== DATA EXTRACT ==
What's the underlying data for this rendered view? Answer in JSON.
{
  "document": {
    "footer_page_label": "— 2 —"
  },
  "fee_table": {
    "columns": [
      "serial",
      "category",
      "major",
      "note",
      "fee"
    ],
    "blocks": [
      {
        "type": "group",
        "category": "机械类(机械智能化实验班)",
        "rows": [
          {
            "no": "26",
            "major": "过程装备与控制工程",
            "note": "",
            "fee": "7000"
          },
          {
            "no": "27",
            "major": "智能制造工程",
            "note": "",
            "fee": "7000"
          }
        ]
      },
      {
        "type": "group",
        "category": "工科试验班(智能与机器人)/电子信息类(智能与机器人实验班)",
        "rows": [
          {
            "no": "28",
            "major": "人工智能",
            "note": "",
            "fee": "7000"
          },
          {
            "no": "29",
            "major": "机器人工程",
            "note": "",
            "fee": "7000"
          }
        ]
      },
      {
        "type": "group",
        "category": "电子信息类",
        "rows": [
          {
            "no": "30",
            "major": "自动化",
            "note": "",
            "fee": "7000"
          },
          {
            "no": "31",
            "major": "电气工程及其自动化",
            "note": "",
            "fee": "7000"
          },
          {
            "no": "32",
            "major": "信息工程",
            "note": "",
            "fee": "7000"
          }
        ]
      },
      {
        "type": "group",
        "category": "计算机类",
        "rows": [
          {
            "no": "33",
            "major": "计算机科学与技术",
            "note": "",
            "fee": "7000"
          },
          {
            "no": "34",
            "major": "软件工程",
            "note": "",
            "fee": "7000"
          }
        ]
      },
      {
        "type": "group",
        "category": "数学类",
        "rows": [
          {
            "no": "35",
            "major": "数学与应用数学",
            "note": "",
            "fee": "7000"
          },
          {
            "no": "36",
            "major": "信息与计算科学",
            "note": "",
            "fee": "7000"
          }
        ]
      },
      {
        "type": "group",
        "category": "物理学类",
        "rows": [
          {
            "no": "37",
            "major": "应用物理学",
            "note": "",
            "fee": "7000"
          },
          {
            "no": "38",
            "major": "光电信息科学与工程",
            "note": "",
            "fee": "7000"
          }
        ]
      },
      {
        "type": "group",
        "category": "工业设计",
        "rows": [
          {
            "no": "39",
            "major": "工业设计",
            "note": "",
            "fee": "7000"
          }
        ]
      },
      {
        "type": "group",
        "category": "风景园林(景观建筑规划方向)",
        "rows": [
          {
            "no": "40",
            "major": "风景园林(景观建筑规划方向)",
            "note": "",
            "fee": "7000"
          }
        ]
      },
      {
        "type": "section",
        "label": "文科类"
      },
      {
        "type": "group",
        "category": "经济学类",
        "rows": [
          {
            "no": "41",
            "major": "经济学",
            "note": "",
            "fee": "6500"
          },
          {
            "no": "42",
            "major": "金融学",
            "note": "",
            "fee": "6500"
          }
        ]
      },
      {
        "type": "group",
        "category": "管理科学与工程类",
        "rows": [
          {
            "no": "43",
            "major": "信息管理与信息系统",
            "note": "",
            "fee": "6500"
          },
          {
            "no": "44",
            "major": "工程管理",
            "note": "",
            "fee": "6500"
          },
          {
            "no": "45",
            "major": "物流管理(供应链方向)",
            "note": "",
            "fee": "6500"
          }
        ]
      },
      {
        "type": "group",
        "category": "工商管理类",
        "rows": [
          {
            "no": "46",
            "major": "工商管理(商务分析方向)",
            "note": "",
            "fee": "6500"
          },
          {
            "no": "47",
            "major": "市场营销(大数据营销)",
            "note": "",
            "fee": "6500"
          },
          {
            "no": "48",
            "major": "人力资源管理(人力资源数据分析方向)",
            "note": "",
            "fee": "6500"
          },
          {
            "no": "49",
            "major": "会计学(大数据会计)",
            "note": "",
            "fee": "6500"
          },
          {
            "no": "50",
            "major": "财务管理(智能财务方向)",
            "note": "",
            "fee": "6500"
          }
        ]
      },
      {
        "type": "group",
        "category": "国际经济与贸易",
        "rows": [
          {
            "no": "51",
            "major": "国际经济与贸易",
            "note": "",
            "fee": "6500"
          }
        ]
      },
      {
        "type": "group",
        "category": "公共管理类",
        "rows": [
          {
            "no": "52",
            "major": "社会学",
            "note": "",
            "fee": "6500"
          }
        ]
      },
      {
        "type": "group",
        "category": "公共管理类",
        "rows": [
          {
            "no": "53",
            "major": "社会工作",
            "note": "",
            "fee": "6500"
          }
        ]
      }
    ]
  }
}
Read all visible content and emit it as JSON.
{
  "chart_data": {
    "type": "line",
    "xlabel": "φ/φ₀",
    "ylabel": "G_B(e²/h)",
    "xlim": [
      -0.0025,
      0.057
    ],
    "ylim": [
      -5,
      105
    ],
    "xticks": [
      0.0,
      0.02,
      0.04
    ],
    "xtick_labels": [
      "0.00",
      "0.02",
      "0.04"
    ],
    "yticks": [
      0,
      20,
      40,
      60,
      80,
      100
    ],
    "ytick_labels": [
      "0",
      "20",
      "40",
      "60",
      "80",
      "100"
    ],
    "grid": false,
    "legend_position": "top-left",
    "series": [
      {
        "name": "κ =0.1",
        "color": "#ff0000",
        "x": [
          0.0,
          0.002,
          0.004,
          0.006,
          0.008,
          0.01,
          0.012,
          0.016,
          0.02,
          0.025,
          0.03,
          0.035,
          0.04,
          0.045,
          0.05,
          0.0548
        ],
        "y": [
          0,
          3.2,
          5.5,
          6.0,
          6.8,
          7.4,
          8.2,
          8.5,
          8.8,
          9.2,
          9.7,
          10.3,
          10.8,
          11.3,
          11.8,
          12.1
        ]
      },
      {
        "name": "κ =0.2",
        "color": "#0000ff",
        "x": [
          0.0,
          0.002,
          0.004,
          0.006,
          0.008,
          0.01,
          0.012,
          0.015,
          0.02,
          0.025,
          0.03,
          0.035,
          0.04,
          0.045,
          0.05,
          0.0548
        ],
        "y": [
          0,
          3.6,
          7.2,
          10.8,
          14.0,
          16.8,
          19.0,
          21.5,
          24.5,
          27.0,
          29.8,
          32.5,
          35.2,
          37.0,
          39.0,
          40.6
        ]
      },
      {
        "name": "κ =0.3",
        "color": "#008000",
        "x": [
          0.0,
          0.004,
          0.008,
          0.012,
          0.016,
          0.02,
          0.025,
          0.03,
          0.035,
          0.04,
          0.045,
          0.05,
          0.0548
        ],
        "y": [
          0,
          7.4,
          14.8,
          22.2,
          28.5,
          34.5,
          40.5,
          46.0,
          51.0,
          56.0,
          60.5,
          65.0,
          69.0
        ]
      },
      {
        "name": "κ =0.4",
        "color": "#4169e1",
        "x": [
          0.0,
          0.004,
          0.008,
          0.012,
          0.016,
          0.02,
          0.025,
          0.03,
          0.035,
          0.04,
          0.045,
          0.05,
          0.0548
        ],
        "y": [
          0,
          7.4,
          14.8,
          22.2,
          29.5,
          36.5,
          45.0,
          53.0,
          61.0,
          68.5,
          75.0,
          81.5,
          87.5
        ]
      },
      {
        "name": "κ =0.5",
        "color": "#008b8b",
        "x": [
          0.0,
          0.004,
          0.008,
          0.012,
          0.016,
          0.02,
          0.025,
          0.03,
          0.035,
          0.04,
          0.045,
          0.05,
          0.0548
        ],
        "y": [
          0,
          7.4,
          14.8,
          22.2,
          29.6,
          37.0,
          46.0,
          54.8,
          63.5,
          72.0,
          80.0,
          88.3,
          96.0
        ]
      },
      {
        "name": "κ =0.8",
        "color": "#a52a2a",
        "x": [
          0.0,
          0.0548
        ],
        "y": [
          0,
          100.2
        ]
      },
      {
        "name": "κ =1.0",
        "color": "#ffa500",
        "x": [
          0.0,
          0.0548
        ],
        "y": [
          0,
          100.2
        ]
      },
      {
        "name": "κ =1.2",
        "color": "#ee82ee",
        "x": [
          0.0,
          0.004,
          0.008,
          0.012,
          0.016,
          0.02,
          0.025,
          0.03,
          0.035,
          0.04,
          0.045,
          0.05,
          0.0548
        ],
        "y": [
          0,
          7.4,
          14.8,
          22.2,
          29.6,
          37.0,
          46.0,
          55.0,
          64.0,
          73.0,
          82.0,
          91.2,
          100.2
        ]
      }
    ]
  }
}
===
- EXERCISE DIRECTIONS -
Copy out every line of the data that includes the word "name".

- WRITTEN RESPONSE -
        "name": "κ =0.1",
        "name": "κ =0.2",
        "name": "κ =0.3",
        "name": "κ =0.4",
        "name": "κ =0.5",
        "name": "κ =0.8",
        "name": "κ =1.0",
        "name": "κ =1.2",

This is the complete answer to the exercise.